** Start of Given records **

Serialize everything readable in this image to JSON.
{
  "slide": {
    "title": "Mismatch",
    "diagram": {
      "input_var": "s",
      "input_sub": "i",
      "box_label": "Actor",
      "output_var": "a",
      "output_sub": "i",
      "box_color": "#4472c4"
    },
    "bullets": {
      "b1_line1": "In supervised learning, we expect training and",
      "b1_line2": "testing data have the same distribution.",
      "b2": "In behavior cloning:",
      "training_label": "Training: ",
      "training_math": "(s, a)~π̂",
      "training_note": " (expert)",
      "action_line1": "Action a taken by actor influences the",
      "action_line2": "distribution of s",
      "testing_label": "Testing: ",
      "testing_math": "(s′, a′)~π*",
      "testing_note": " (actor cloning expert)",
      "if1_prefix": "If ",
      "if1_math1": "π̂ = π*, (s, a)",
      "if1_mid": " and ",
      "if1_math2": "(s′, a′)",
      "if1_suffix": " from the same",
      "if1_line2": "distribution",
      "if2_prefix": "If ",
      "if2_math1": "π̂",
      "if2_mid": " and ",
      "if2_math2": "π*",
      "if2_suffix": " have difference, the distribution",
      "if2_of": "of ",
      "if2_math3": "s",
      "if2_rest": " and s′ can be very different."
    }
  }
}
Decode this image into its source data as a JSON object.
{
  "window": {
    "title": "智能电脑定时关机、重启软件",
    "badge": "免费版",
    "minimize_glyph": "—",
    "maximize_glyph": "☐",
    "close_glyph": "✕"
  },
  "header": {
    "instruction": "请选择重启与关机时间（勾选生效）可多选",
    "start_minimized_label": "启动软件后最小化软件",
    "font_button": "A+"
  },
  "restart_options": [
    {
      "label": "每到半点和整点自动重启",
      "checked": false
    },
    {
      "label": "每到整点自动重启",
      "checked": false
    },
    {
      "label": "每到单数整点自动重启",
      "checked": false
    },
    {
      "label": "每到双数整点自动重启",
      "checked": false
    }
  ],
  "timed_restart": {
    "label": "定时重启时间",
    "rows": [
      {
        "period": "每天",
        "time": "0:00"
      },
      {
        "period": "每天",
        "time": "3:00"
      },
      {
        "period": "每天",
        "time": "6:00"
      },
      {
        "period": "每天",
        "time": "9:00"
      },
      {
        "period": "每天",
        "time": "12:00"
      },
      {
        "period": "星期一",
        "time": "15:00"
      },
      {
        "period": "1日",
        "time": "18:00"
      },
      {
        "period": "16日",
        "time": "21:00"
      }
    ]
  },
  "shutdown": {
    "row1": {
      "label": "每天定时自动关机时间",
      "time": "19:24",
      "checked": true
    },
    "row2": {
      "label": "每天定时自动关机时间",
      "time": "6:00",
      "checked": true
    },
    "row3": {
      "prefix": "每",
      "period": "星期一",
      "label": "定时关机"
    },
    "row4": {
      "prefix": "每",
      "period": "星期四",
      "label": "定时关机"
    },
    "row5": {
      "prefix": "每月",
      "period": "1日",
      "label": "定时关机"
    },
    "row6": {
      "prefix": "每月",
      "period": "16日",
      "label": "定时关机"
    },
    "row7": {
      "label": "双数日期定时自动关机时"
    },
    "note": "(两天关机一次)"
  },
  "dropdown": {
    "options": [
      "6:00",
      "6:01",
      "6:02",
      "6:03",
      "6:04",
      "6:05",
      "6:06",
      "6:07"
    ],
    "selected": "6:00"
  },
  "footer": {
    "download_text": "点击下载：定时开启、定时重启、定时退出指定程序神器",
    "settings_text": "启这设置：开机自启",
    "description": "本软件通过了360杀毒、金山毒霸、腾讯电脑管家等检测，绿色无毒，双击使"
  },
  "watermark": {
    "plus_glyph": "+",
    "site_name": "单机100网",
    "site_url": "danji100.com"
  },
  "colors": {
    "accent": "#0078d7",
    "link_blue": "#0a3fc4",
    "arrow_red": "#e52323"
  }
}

** End of Given records **

Collect, from the material above, every line containing the word "data".

      "b1_line2": "testing data have the same distribution.",
Decode this image into its source data as a JSON object.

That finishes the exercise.